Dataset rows
↓
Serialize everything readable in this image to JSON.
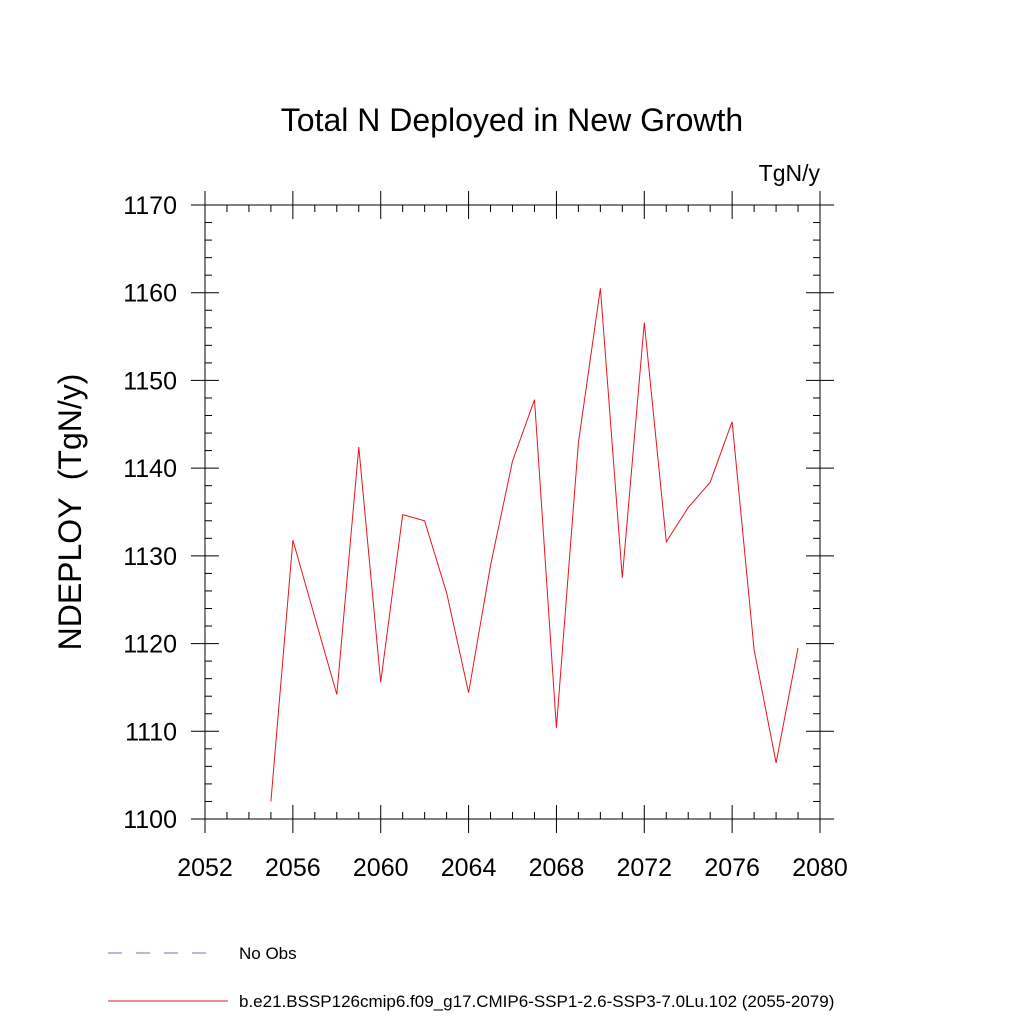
{
  "chart_data": {
    "type": "line",
    "title": "Total N Deployed in New Growth",
    "units": "TgN/y",
    "xlabel": "",
    "ylabel": "NDEPLOY  (TgN/y)",
    "xlim": [
      2052,
      2080
    ],
    "ylim": [
      1100,
      1170
    ],
    "xticks": [
      2052,
      2056,
      2060,
      2064,
      2068,
      2072,
      2076,
      2080
    ],
    "yticks": [
      1100,
      1110,
      1120,
      1130,
      1140,
      1150,
      1160,
      1170
    ],
    "grid": false,
    "legend_position": "bottom-left",
    "series": [
      {
        "name": "b.e21.BSSP126cmip6.f09_g17.CMIP6-SSP1-2.6-SSP3-7.0Lu.102 (2055-2079)",
        "color": "#e8161c",
        "style": "solid",
        "x": [
          2055,
          2056,
          2057,
          2058,
          2059,
          2060,
          2061,
          2062,
          2063,
          2064,
          2065,
          2066,
          2067,
          2068,
          2069,
          2070,
          2071,
          2072,
          2073,
          2074,
          2075,
          2076,
          2077,
          2078,
          2079
        ],
        "y": [
          1102.0,
          1131.8,
          1123.0,
          1114.2,
          1142.4,
          1115.6,
          1134.7,
          1134.0,
          1125.8,
          1114.4,
          1128.9,
          1140.8,
          1147.8,
          1110.4,
          1142.9,
          1160.5,
          1127.5,
          1156.6,
          1131.6,
          1135.5,
          1138.4,
          1145.3,
          1119.3,
          1106.4,
          1119.5
        ]
      }
    ],
    "legend": [
      {
        "label": "No Obs",
        "color": "#7a6fb0",
        "style": "dashed"
      },
      {
        "label": "b.e21.BSSP126cmip6.f09_g17.CMIP6-SSP1-2.6-SSP3-7.0Lu.102 (2055-2079)",
        "color": "#e8161c",
        "style": "solid"
      }
    ]
  }
}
↑
## Exercise:
Transcribe every record above exactly as written, leaving out any pictures.

## Written response:
Serialize everything readable in this image to JSON.
{
  "chart_data": {
    "type": "line",
    "title": "Total N Deployed in New Growth",
    "units": "TgN/y",
    "xlabel": "",
    "ylabel": "NDEPLOY  (TgN/y)",
    "xlim": [
      2052,
      2080
    ],
    "ylim": [
      1100,
      1170
    ],
    "xticks": [
      2052,
      2056,
      2060,
      2064,
      2068,
      2072,
      2076,
      2080
    ],
    "yticks": [
      1100,
      1110,
      1120,
      1130,
      1140,
      1150,
      1160,
      1170
    ],
    "grid": false,
    "legend_position": "bottom-left",
    "series": [
      {
        "name": "b.e21.BSSP126cmip6.f09_g17.CMIP6-SSP1-2.6-SSP3-7.0Lu.102 (2055-2079)",
        "color": "#e8161c",
        "style": "solid",
        "x": [
          2055,
          2056,
          2057,
          2058,
          2059,
          2060,
          2061,
          2062,
          2063,
          2064,
          2065,
          2066,
          2067,
          2068,
          2069,
          2070,
          2071,
          2072,
          2073,
          2074,
          2075,
          2076,
          2077,
          2078,
          2079
        ],
        "y": [
          1102.0,
          1131.8,
          1123.0,
          1114.2,
          1142.4,
          1115.6,
          1134.7,
          1134.0,
          1125.8,
          1114.4,
          1128.9,
          1140.8,
          1147.8,
          1110.4,
          1142.9,
          1160.5,
          1127.5,
          1156.6,
          1131.6,
          1135.5,
          1138.4,
          1145.3,
          1119.3,
          1106.4,
          1119.5
        ]
      }
    ],
    "legend": [
      {
        "label": "No Obs",
        "color": "#7a6fb0",
        "style": "dashed"
      },
      {
        "label": "b.e21.BSSP126cmip6.f09_g17.CMIP6-SSP1-2.6-SSP3-7.0Lu.102 (2055-2079)",
        "color": "#e8161c",
        "style": "solid"
      }
    ]
  }
}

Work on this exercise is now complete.